Stated goal
Repeat the material below word for word and leave out all pictures.

Exercise materials
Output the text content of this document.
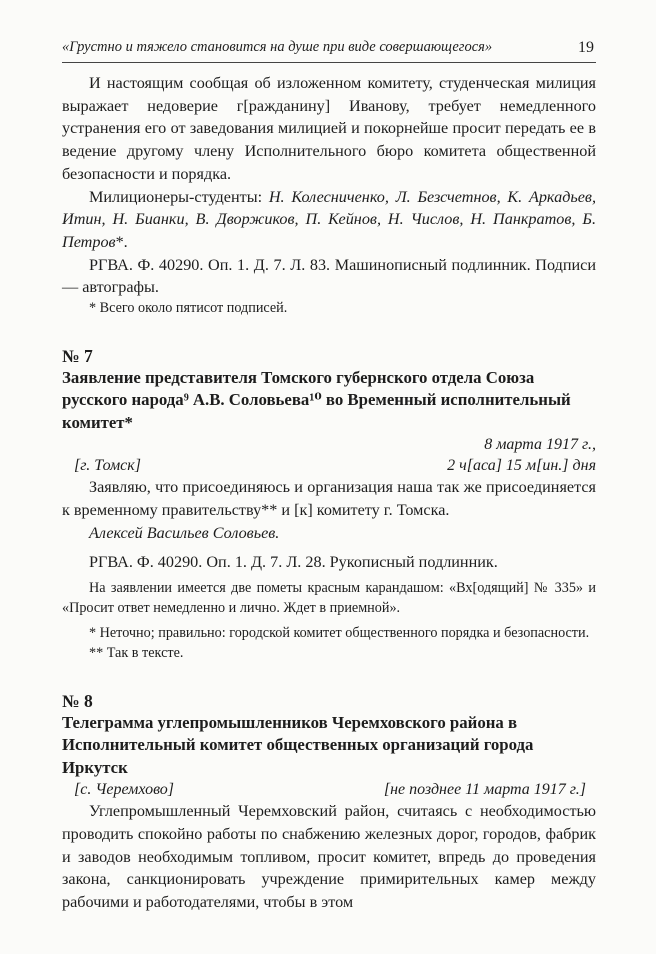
«Грустно и тяжело становится на душе при виде совершающегося»	19

И настоящим сообщая об изложенном комитету, студенческая милиция выражает недоверие г[ражданину] Иванову, требует немедленного устранения его от заведования милицией и покорнейше просит передать ее в ведение другому члену Исполнительного бюро комитета общественной безопасности и порядка.

Милиционеры-студенты: Н. Колесниченко, Л. Безсчетнов, К. Аркадьев, Итин, Н. Бианки, В. Дворжиков, П. Кейнов, Н. Числов, Н. Панкратов, Б. Петров*.

РГВА. Ф. 40290. Оп. 1. Д. 7. Л. 83. Машинописный подлинник. Подписи — автографы.

* Всего около пятисот подписей.

№ 7

Заявление представителя Томского губернского отдела Союза русского народа⁹ А.В. Соловьева¹⁰ во Временный исполнительный комитет*

8 марта 1917 г.,
[г. Томск]	2 ч[аса] 15 м[ин.] дня

Заявляю, что присоединяюсь и организация наша так же присоединяется к временному правительству** и [к] комитету г. Томска.

Алексей Васильев Соловьев.

РГВА. Ф. 40290. Оп. 1. Д. 7. Л. 28. Рукописный подлинник.

На заявлении имеется две пометы красным карандашом: «Вх[одящий] № 335» и «Просит ответ немедленно и лично. Ждет в приемной».

* Неточно; правильно: городской комитет общественного порядка и безопасности.

** Так в тексте.

№ 8

Телеграмма углепромышленников Черемховского района в Исполнительный комитет общественных организаций города Иркутск

[с. Черемхово]	[не позднее 11 марта 1917 г.]

Углепромышленный Черемховский район, считаясь с необходимостью проводить спокойно работы по снабжению железных дорог, городов, фабрик и заводов необходимым топливом, просит комитет, впредь до проведения закона, санкционировать учреждение примирительных камер между рабочими и работодателями, чтобы в этом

Reply
Output the text content of this document.
«Грустно и тяжело становится на душе при виде совершающегося»	19

И настоящим сообщая об изложенном комитету, студенческая милиция выражает недоверие г[ражданину] Иванову, требует немедленного устранения его от заведования милицией и покорнейше просит передать ее в ведение другому члену Исполнительного бюро комитета общественной безопасности и порядка.

Милиционеры-студенты: Н. Колесниченко, Л. Безсчетнов, К. Аркадьев, Итин, Н. Бианки, В. Дворжиков, П. Кейнов, Н. Числов, Н. Панкратов, Б. Петров*.

РГВА. Ф. 40290. Оп. 1. Д. 7. Л. 83. Машинописный подлинник. Подписи — автографы.

* Всего около пятисот подписей.

№ 7

Заявление представителя Томского губернского отдела Союза русского народа⁹ А.В. Соловьева¹⁰ во Временный исполнительный комитет*

8 марта 1917 г.,
[г. Томск]	2 ч[аса] 15 м[ин.] дня

Заявляю, что присоединяюсь и организация наша так же присоединяется к временному правительству** и [к] комитету г. Томска.

Алексей Васильев Соловьев.

РГВА. Ф. 40290. Оп. 1. Д. 7. Л. 28. Рукописный подлинник.

На заявлении имеется две пометы красным карандашом: «Вх[одящий] № 335» и «Просит ответ немедленно и лично. Ждет в приемной».

* Неточно; правильно: городской комитет общественного порядка и безопасности.

** Так в тексте.

№ 8

Телеграмма углепромышленников Черемховского района в Исполнительный комитет общественных организаций города Иркутск

[с. Черемхово]	[не позднее 11 марта 1917 г.]

Углепромышленный Черемховский район, считаясь с необходимостью проводить спокойно работы по снабжению железных дорог, городов, фабрик и заводов необходимым топливом, просит комитет, впредь до проведения закона, санкционировать учреждение примирительных камер между рабочими и работодателями, чтобы в этом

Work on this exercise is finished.